Could you output every line of the records below verbatim, with the pictures left out?

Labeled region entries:
▬▬▬▬▬▬▬▬▬▬

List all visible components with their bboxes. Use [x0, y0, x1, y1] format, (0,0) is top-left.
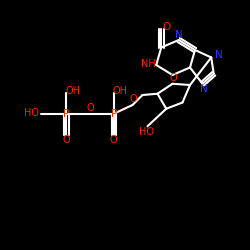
Text: P: P: [110, 109, 117, 119]
Text: HO: HO: [139, 127, 154, 137]
Text: N: N: [176, 30, 183, 40]
Text: O: O: [170, 73, 177, 83]
Text: N: N: [200, 84, 208, 94]
Text: O: O: [110, 135, 118, 145]
Text: O: O: [86, 103, 94, 113]
Text: O: O: [62, 135, 70, 145]
Text: HO: HO: [24, 108, 39, 118]
Text: OH: OH: [112, 86, 128, 96]
Text: OH: OH: [65, 86, 80, 96]
Text: NH: NH: [142, 59, 156, 69]
Text: O: O: [162, 22, 171, 32]
Text: P: P: [63, 109, 70, 119]
Text: N: N: [215, 50, 223, 60]
Text: O: O: [130, 94, 138, 104]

▬▬▬▬▬▬▬▬▬▬

== Complete output ==
List all visible components with their bboxes. Use [x0, y0, x1, y1] format, (0,0) is top-left.
Text: P: P: [110, 109, 117, 119]
Text: HO: HO: [139, 127, 154, 137]
Text: N: N: [176, 30, 183, 40]
Text: O: O: [170, 73, 177, 83]
Text: N: N: [200, 84, 208, 94]
Text: O: O: [110, 135, 118, 145]
Text: O: O: [86, 103, 94, 113]
Text: O: O: [62, 135, 70, 145]
Text: HO: HO: [24, 108, 39, 118]
Text: OH: OH: [112, 86, 128, 96]
Text: OH: OH: [65, 86, 80, 96]
Text: NH: NH: [142, 59, 156, 69]
Text: O: O: [162, 22, 171, 32]
Text: P: P: [63, 109, 70, 119]
Text: N: N: [215, 50, 223, 60]
Text: O: O: [130, 94, 138, 104]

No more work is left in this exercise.